## WHAT NEEDS TO BE DONE
Find and return each line containing "palestra".

Begin RECORDS FOR THE EXERCISE

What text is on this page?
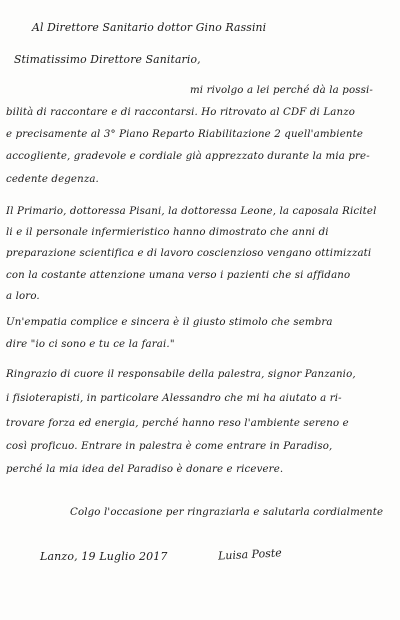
Al Direttore Sanitario dottor Gino Rassini
Stimatissimo Direttore Sanitario,
mi rivolgo a lei perché dà la possi-
bilità di raccontare e di raccontarsi. Ho ritrovato al CDF di Lanzo
e precisamente al 3° Piano Reparto Riabilitazione 2 quell'ambiente
accogliente, gradevole e cordiale già apprezzato durante la mia pre-
cedente degenza.
Il Primario, dottoressa Pisani, la dottoressa Leone, la caposala Ricitel
li e il personale infermieristico hanno dimostrato che anni di
preparazione scientifica e di lavoro coscienzioso vengano ottimizzati
con la costante attenzione umana verso i pazienti che si affidano
a loro.
Un'empatia complice e sincera è il giusto stimolo che sembra
dire "io ci sono e tu ce la farai."
Ringrazio di cuore il responsabile della palestra, signor Panzanio,
i fisioterapisti, in particolare Alessandro che mi ha aiutato a ri-
trovare forza ed energia, perché hanno reso l'ambiente sereno e
così proficuo. Entrare in palestra è come entrare in Paradiso,
perché la mia idea del Paradiso è donare e ricevere.
Colgo l'occasione per ringraziarla e salutarla cordialmente
Lanzo, 19 Luglio 2017	Luisa Poste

End RECORDS FOR THE EXERCISE

## SOLUTION FOR THIS PROBLEM
Ringrazio di cuore il responsabile della palestra, signor Panzanio,
così proficuo. Entrare in palestra è come entrare in Paradiso,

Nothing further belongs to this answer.